Provided material below:
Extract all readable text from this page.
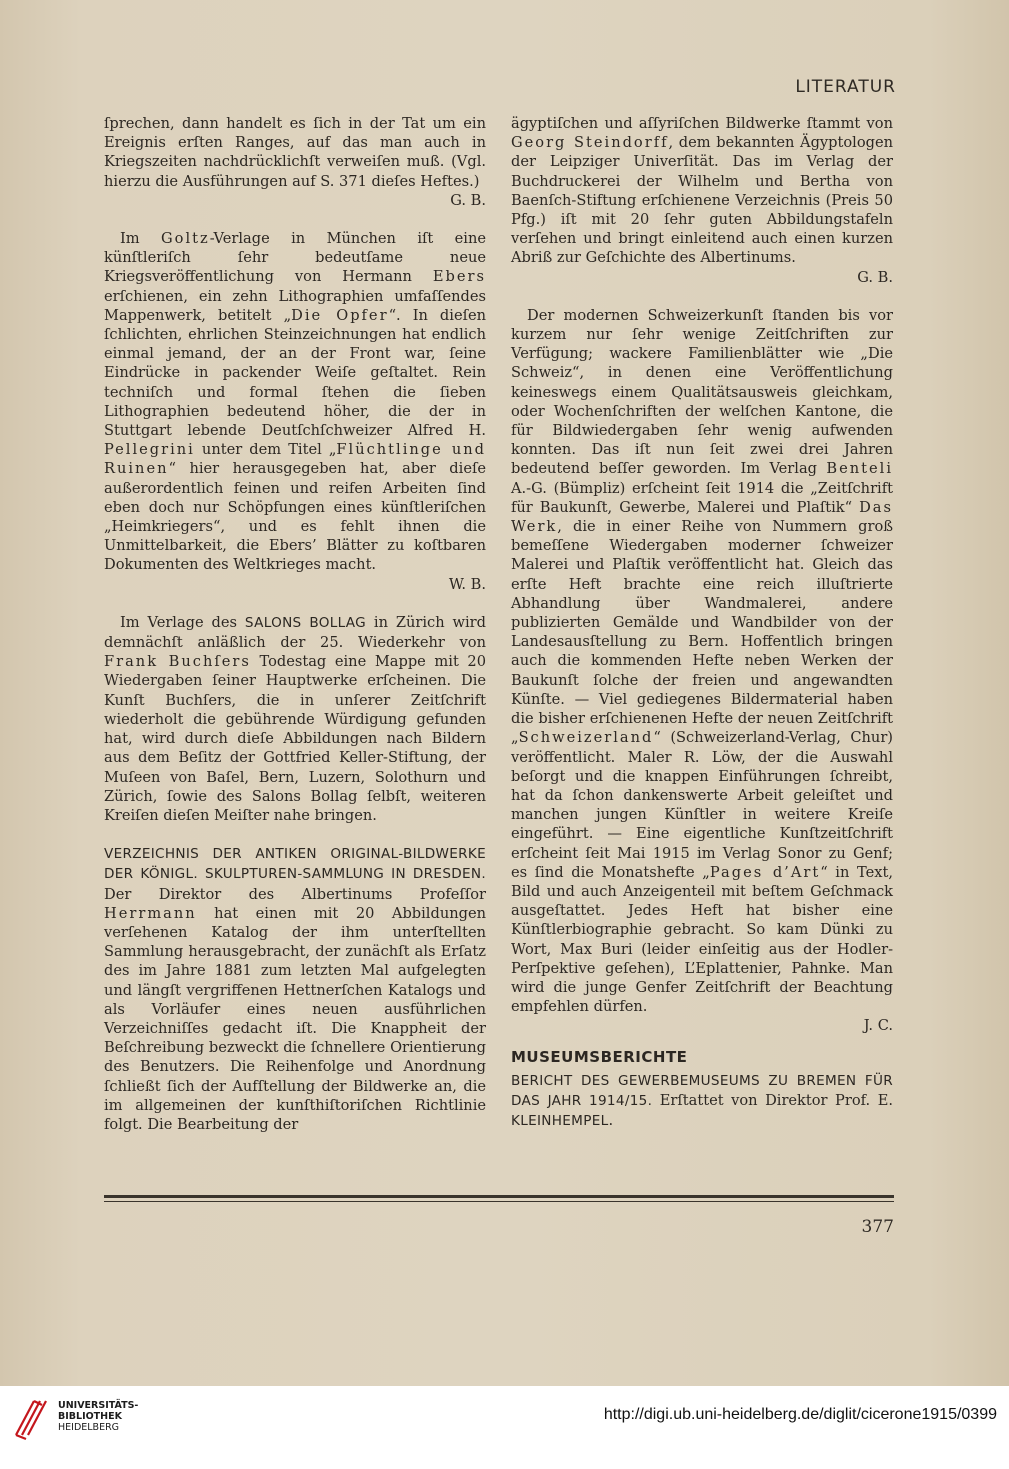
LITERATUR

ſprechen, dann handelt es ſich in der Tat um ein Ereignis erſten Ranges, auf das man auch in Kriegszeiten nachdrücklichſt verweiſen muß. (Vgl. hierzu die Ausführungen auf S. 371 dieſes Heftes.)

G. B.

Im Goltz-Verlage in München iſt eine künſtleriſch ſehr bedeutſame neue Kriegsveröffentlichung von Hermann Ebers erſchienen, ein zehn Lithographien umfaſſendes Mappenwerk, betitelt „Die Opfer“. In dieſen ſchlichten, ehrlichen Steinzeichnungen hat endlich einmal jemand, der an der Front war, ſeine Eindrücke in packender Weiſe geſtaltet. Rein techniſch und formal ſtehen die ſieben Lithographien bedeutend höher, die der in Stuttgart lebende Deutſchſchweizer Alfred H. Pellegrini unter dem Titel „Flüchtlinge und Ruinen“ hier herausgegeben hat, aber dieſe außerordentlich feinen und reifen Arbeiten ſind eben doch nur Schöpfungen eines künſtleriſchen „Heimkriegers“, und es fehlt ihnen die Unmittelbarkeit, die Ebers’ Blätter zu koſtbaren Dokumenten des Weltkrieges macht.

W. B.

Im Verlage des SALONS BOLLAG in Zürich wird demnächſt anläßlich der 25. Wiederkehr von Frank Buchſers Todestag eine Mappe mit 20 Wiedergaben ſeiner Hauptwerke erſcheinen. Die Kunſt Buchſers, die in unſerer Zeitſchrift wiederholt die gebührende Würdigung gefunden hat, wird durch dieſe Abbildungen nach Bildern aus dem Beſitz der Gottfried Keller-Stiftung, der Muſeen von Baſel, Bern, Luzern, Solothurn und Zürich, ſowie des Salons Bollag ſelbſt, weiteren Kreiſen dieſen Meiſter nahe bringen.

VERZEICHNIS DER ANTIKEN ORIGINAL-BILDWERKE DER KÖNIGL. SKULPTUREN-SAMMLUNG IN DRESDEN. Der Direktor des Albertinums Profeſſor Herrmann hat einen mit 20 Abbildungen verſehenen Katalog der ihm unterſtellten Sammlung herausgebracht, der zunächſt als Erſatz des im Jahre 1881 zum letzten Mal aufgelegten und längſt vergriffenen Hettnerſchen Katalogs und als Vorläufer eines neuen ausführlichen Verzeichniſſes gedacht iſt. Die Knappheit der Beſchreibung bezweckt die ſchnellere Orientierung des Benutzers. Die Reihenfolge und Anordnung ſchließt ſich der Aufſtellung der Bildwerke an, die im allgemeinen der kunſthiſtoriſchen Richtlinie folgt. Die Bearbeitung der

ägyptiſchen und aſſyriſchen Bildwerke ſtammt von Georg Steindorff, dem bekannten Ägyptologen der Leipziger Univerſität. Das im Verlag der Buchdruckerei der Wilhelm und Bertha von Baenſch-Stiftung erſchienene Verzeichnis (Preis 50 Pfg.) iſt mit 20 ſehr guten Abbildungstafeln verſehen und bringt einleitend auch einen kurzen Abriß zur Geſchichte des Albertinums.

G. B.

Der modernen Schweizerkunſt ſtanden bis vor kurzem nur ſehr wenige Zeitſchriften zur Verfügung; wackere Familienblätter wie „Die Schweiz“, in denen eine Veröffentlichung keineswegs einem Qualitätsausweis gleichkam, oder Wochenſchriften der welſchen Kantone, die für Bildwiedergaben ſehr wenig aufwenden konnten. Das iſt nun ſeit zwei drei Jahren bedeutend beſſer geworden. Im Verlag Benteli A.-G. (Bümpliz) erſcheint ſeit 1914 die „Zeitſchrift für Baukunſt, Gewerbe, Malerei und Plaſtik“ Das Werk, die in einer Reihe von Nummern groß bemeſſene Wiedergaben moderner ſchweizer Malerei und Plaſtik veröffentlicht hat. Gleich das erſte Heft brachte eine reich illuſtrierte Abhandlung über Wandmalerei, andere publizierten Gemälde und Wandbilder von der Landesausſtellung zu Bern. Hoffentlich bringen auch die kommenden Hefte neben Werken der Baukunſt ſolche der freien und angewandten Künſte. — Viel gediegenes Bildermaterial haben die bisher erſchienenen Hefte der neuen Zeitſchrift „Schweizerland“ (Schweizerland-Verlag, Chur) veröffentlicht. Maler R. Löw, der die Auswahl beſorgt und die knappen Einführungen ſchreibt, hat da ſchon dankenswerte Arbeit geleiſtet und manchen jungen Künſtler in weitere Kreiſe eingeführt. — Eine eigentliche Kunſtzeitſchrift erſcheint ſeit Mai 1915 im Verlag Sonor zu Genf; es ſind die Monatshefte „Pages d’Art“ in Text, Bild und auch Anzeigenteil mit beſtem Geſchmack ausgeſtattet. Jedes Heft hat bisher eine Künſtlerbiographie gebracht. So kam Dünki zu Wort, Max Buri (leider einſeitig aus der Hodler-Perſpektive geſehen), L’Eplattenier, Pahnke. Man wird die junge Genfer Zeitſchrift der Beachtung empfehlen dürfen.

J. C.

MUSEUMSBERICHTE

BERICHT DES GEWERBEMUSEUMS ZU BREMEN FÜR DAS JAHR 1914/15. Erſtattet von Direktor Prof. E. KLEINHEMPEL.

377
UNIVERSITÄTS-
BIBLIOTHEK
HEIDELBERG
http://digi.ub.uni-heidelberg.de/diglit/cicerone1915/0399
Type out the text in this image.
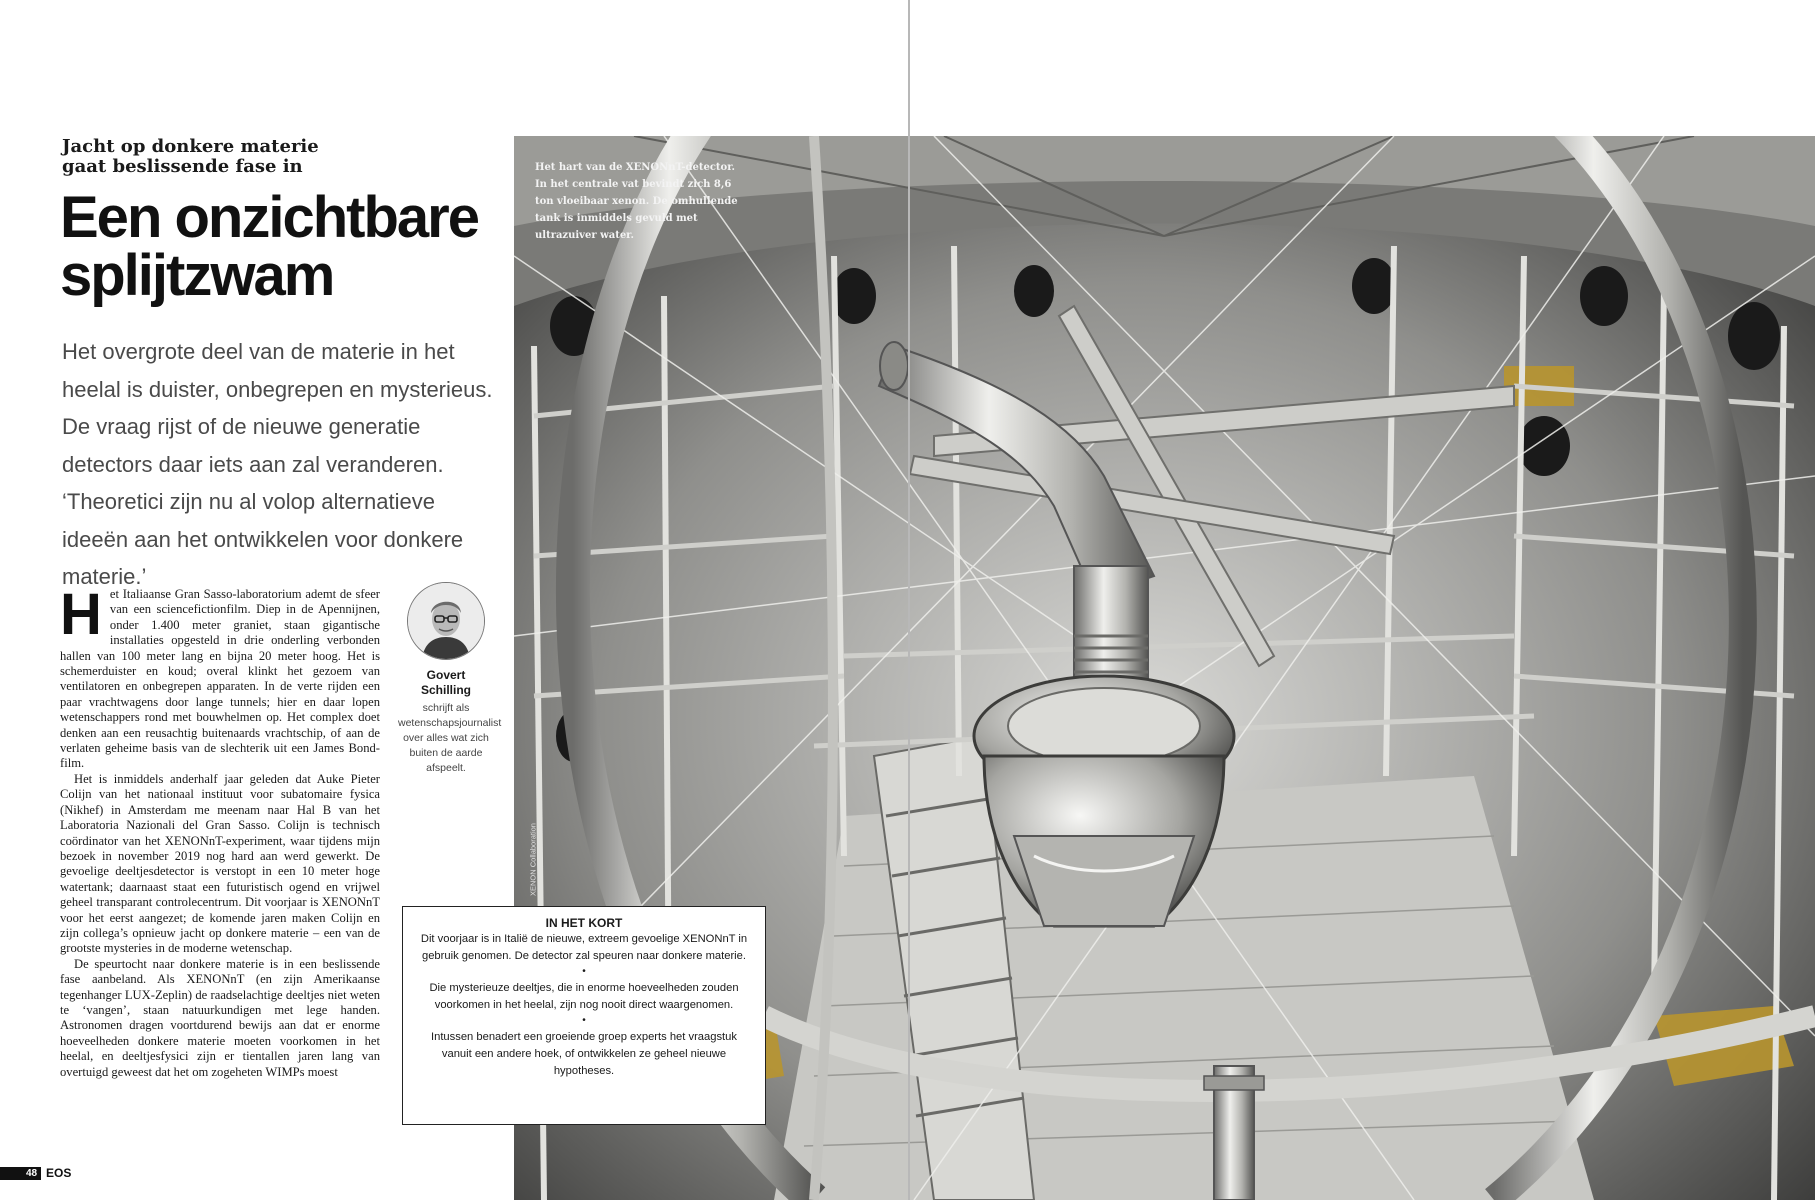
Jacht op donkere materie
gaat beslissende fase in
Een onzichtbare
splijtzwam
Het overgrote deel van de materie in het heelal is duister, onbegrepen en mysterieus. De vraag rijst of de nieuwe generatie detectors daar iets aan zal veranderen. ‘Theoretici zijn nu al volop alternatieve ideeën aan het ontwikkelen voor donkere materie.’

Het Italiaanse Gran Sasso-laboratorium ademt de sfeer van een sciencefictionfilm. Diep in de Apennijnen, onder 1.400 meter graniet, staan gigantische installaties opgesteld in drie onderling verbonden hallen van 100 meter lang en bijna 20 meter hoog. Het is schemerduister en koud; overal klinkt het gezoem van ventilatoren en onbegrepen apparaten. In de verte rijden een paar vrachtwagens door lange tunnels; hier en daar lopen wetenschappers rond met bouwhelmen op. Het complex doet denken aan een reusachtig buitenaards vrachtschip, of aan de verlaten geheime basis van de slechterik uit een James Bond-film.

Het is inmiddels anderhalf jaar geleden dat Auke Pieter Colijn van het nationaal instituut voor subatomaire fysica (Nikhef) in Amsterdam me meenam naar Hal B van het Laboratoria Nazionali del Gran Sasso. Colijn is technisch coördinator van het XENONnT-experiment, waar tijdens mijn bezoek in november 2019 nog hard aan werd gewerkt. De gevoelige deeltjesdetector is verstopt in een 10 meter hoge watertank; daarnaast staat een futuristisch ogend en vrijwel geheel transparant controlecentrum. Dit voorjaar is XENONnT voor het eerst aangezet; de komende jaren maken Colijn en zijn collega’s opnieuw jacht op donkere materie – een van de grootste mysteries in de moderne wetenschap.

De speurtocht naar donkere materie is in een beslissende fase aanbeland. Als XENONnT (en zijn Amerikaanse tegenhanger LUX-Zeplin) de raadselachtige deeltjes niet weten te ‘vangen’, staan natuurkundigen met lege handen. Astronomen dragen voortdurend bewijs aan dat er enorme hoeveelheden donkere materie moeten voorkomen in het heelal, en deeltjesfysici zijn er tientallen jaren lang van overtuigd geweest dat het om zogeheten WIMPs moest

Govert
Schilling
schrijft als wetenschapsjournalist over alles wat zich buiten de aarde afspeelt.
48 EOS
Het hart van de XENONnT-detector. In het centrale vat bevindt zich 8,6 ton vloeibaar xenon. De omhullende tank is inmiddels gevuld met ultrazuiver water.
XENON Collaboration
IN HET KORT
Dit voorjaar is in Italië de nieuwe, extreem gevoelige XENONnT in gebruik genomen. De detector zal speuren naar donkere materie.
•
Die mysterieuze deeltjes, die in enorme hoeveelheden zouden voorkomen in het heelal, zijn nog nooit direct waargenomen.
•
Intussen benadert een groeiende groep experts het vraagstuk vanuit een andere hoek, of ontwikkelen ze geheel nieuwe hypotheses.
End of Provided material.
All lines that hold the word "fase" should be copied from the data.

gaat beslissende fase in
De speurtocht naar donkere materie is in een beslissende fase aanbeland. Als XENONnT (en zijn Amerikaanse tegenhanger LUX-Zeplin) de raadselachtige deeltjes niet weten te ‘vangen’, staan natuurkundigen met lege handen. Astronomen dragen voortdurend bewijs aan dat er enorme hoeveelheden donkere materie moeten voorkomen in het heelal, en deeltjesfysici zijn er tientallen jaren lang van overtuigd geweest dat het om zogeheten WIMPs moest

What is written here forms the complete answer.